### [Task brief]
Search the material and gather each line with "network" in it.

-- start --

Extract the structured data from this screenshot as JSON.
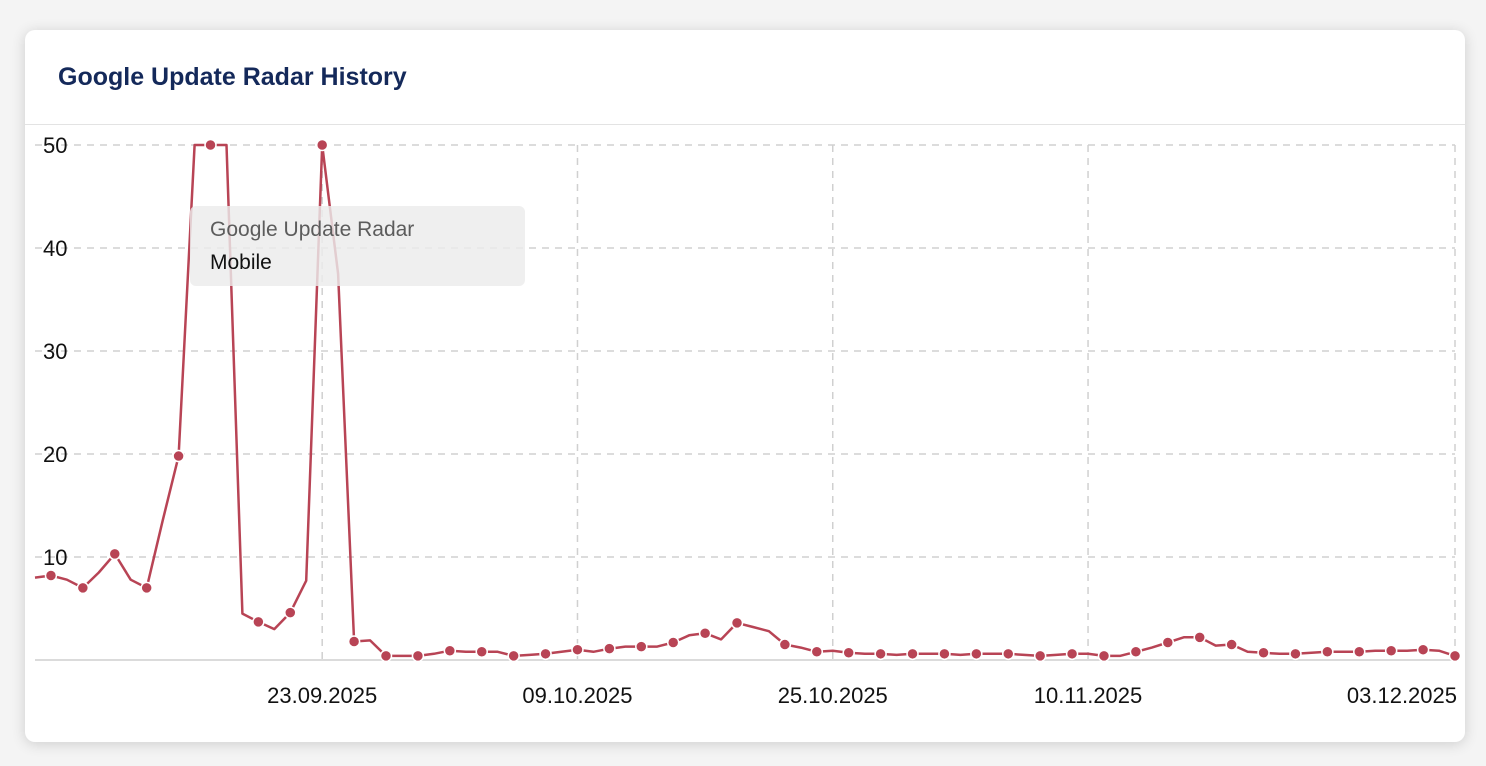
{
  "card": {
    "title": "Google Update Radar History"
  },
  "tooltip": {
    "title": "Google Update Radar",
    "series": "Mobile"
  },
  "colors": {
    "series": "#b84455",
    "grid": "#d0d0d0",
    "title": "#14295a"
  },
  "chart_data": {
    "type": "line",
    "ylim": [
      0,
      50
    ],
    "yticks": [
      10,
      20,
      30,
      40,
      50
    ],
    "xlim": [
      "2025-09-05",
      "2025-12-03"
    ],
    "xticks": [
      "2025-09-23",
      "2025-10-09",
      "2025-10-25",
      "2025-11-10",
      "2025-12-03"
    ],
    "xtick_labels": [
      "23.09.2025",
      "09.10.2025",
      "25.10.2025",
      "10.11.2025",
      "03.12.2025"
    ],
    "grid": true,
    "series": [
      {
        "x": [
          "2025-09-05",
          "2025-09-06",
          "2025-09-07",
          "2025-09-08",
          "2025-09-09",
          "2025-09-10",
          "2025-09-11",
          "2025-09-12",
          "2025-09-13",
          "2025-09-14",
          "2025-09-15",
          "2025-09-16",
          "2025-09-17",
          "2025-09-18",
          "2025-09-19",
          "2025-09-20",
          "2025-09-21",
          "2025-09-22",
          "2025-09-23",
          "2025-09-24",
          "2025-09-25",
          "2025-09-26",
          "2025-09-27",
          "2025-09-28",
          "2025-09-29",
          "2025-09-30",
          "2025-10-01",
          "2025-10-02",
          "2025-10-03",
          "2025-10-04",
          "2025-10-05",
          "2025-10-06",
          "2025-10-07",
          "2025-10-08",
          "2025-10-09",
          "2025-10-10",
          "2025-10-11",
          "2025-10-12",
          "2025-10-13",
          "2025-10-14",
          "2025-10-15",
          "2025-10-16",
          "2025-10-17",
          "2025-10-18",
          "2025-10-19",
          "2025-10-20",
          "2025-10-21",
          "2025-10-22",
          "2025-10-23",
          "2025-10-24",
          "2025-10-25",
          "2025-10-26",
          "2025-10-27",
          "2025-10-28",
          "2025-10-29",
          "2025-10-30",
          "2025-10-31",
          "2025-11-01",
          "2025-11-02",
          "2025-11-03",
          "2025-11-04",
          "2025-11-05",
          "2025-11-06",
          "2025-11-07",
          "2025-11-08",
          "2025-11-09",
          "2025-11-10",
          "2025-11-11",
          "2025-11-12",
          "2025-11-13",
          "2025-11-14",
          "2025-11-15",
          "2025-11-16",
          "2025-11-17",
          "2025-11-18",
          "2025-11-19",
          "2025-11-20",
          "2025-11-21",
          "2025-11-22",
          "2025-11-23",
          "2025-11-24",
          "2025-11-25",
          "2025-11-26",
          "2025-11-27",
          "2025-11-28",
          "2025-11-29",
          "2025-11-30",
          "2025-12-01",
          "2025-12-02",
          "2025-12-03"
        ],
        "values": [
          8.0,
          8.2,
          7.8,
          7.0,
          8.5,
          10.3,
          7.8,
          7.0,
          13.5,
          19.8,
          50,
          50,
          50,
          4.5,
          3.7,
          3.0,
          4.6,
          7.7,
          50,
          37.5,
          1.8,
          1.9,
          0.4,
          0.4,
          0.4,
          0.6,
          0.9,
          0.8,
          0.8,
          0.8,
          0.4,
          0.5,
          0.6,
          0.8,
          1.0,
          0.8,
          1.1,
          1.3,
          1.3,
          1.3,
          1.7,
          2.4,
          2.6,
          2.0,
          3.6,
          3.2,
          2.8,
          1.5,
          1.2,
          0.8,
          0.9,
          0.7,
          0.6,
          0.6,
          0.5,
          0.6,
          0.6,
          0.6,
          0.5,
          0.6,
          0.6,
          0.6,
          0.5,
          0.4,
          0.5,
          0.6,
          0.6,
          0.4,
          0.4,
          0.8,
          1.2,
          1.7,
          2.2,
          2.2,
          1.4,
          1.5,
          0.8,
          0.7,
          0.6,
          0.6,
          0.7,
          0.8,
          0.8,
          0.8,
          0.9,
          0.9,
          0.9,
          1.0,
          0.9,
          0.4
        ],
        "markers": [
          false,
          true,
          false,
          true,
          false,
          true,
          false,
          true,
          false,
          true,
          false,
          true,
          false,
          false,
          true,
          false,
          true,
          false,
          true,
          false,
          true,
          false,
          true,
          false,
          true,
          false,
          true,
          false,
          true,
          false,
          true,
          false,
          true,
          false,
          true,
          false,
          true,
          false,
          true,
          false,
          true,
          false,
          true,
          false,
          true,
          false,
          false,
          true,
          false,
          true,
          false,
          true,
          false,
          true,
          false,
          true,
          false,
          true,
          false,
          true,
          false,
          true,
          false,
          true,
          false,
          true,
          false,
          true,
          false,
          true,
          false,
          true,
          false,
          true,
          false,
          true,
          false,
          true,
          false,
          true,
          false,
          true,
          false,
          true,
          false,
          true,
          false,
          true,
          false,
          true
        ]
      }
    ]
  }
}
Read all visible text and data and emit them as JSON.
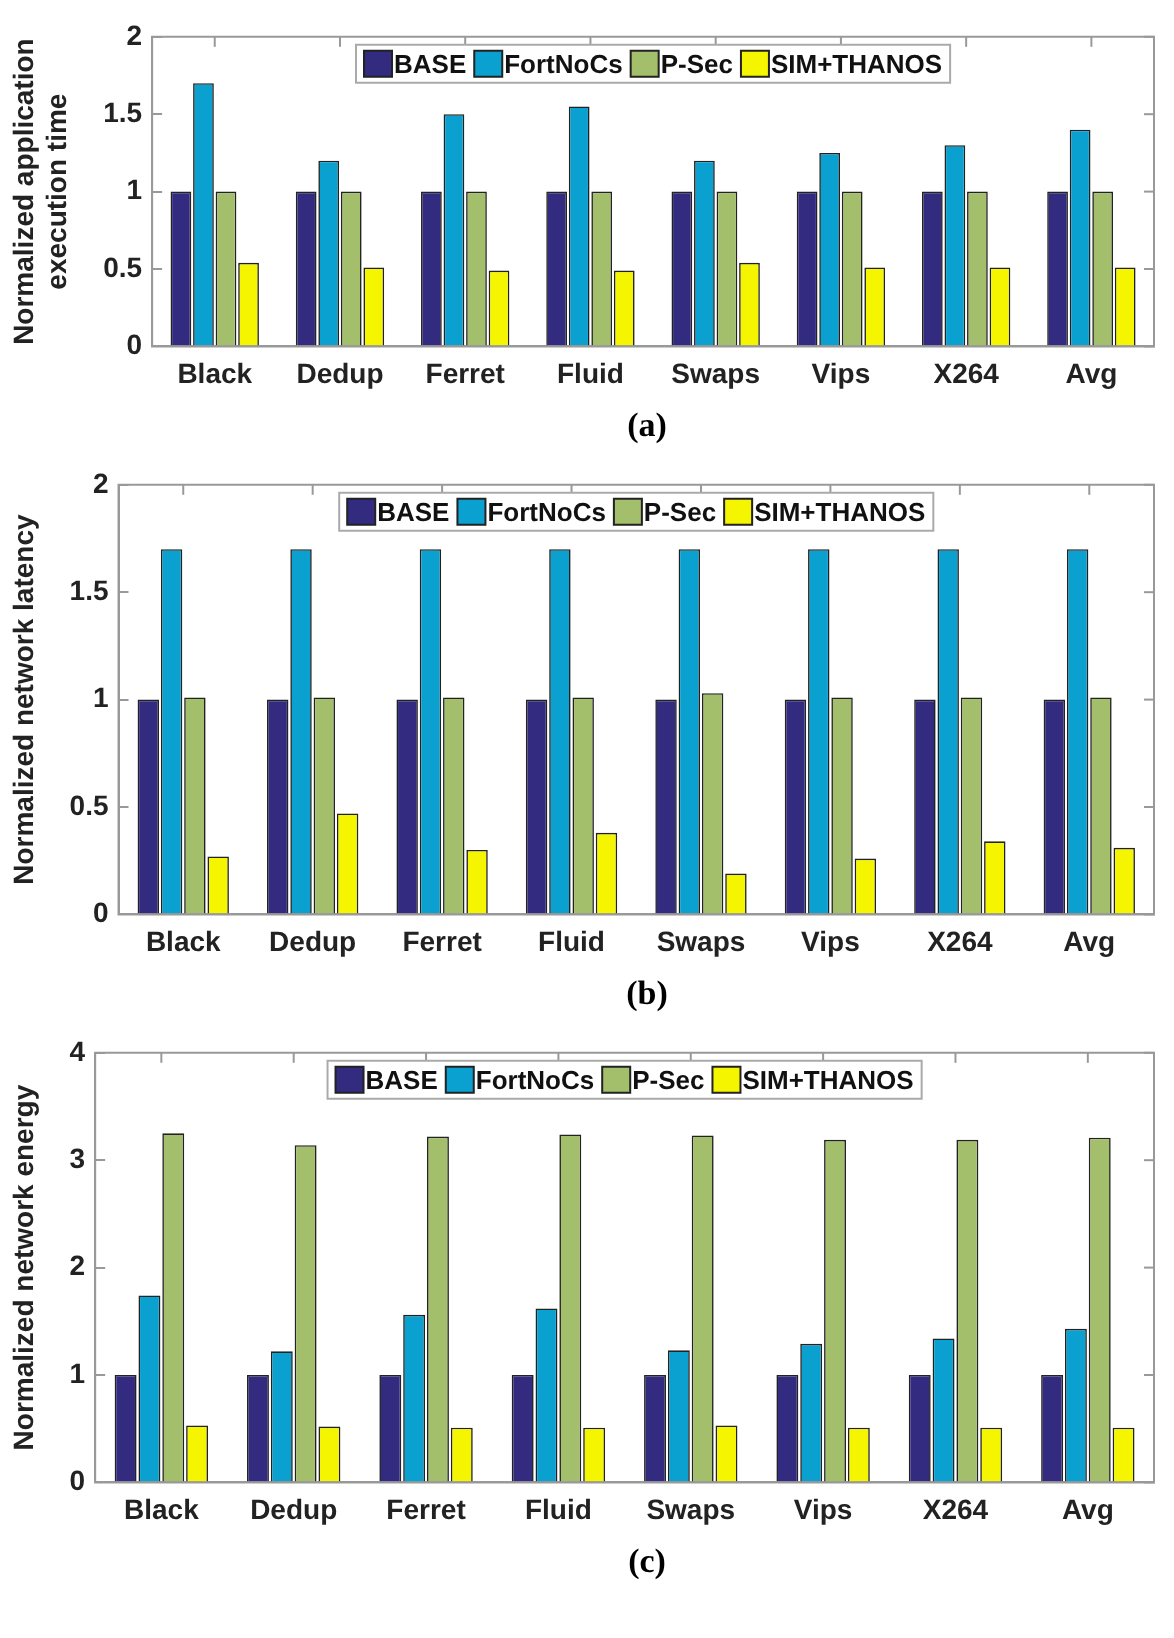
{
  "chart_data": [
    {
      "type": "bar",
      "ylabel": "Normalized application execution time",
      "categories": [
        "Black",
        "Dedup",
        "Ferret",
        "Fluid",
        "Swaps",
        "Vips",
        "X264",
        "Avg"
      ],
      "series": [
        {
          "name": "BASE",
          "color": "#322b80",
          "values": [
            1,
            1,
            1,
            1,
            1,
            1,
            1,
            1
          ]
        },
        {
          "name": "FortNoCs",
          "color": "#0aa0d0",
          "values": [
            1.7,
            1.2,
            1.5,
            1.55,
            1.2,
            1.25,
            1.3,
            1.4
          ]
        },
        {
          "name": "P-Sec",
          "color": "#a4bf6c",
          "values": [
            1,
            1,
            1,
            1,
            1,
            1,
            1,
            1
          ]
        },
        {
          "name": "SIM+THANOS",
          "color": "#f5f500",
          "values": [
            0.54,
            0.51,
            0.49,
            0.49,
            0.54,
            0.51,
            0.51,
            0.51
          ]
        }
      ],
      "ylim": [
        0,
        2
      ],
      "yticks": [
        0,
        0.5,
        1,
        1.5,
        2
      ],
      "grid": false,
      "legend": "top",
      "annotations": [
        "(a)"
      ]
    },
    {
      "type": "bar",
      "ylabel": "Normalized network latency",
      "categories": [
        "Black",
        "Dedup",
        "Ferret",
        "Fluid",
        "Swaps",
        "Vips",
        "X264",
        "Avg"
      ],
      "series": [
        {
          "name": "BASE",
          "color": "#322b80",
          "values": [
            1,
            1,
            1,
            1,
            1,
            1,
            1,
            1
          ]
        },
        {
          "name": "FortNoCs",
          "color": "#0aa0d0",
          "values": [
            1.7,
            1.7,
            1.7,
            1.7,
            1.7,
            1.7,
            1.7,
            1.7
          ]
        },
        {
          "name": "P-Sec",
          "color": "#a4bf6c",
          "values": [
            1.01,
            1.01,
            1.01,
            1.01,
            1.03,
            1.01,
            1.01,
            1.01
          ]
        },
        {
          "name": "SIM+THANOS",
          "color": "#f5f500",
          "values": [
            0.27,
            0.47,
            0.3,
            0.38,
            0.19,
            0.26,
            0.34,
            0.31
          ]
        }
      ],
      "ylim": [
        0,
        2
      ],
      "yticks": [
        0,
        0.5,
        1,
        1.5,
        2
      ],
      "grid": false,
      "legend": "top",
      "annotations": [
        "(b)"
      ]
    },
    {
      "type": "bar",
      "ylabel": "Normalized network energy",
      "categories": [
        "Black",
        "Dedup",
        "Ferret",
        "Fluid",
        "Swaps",
        "Vips",
        "X264",
        "Avg"
      ],
      "series": [
        {
          "name": "BASE",
          "color": "#322b80",
          "values": [
            1,
            1,
            1,
            1,
            1,
            1,
            1,
            1
          ]
        },
        {
          "name": "FortNoCs",
          "color": "#0aa0d0",
          "values": [
            1.74,
            1.22,
            1.56,
            1.62,
            1.23,
            1.29,
            1.34,
            1.43
          ]
        },
        {
          "name": "P-Sec",
          "color": "#a4bf6c",
          "values": [
            3.25,
            3.14,
            3.22,
            3.24,
            3.23,
            3.19,
            3.19,
            3.21
          ]
        },
        {
          "name": "SIM+THANOS",
          "color": "#f5f500",
          "values": [
            0.53,
            0.52,
            0.51,
            0.51,
            0.53,
            0.51,
            0.51,
            0.51
          ]
        }
      ],
      "ylim": [
        0,
        4
      ],
      "yticks": [
        0,
        1,
        2,
        3,
        4
      ],
      "grid": false,
      "legend": "top",
      "annotations": [
        "(c)"
      ]
    }
  ]
}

-- end --

### [Solution]
      "ylabel": "Normalized network latency",
      "ylabel": "Normalized network energy",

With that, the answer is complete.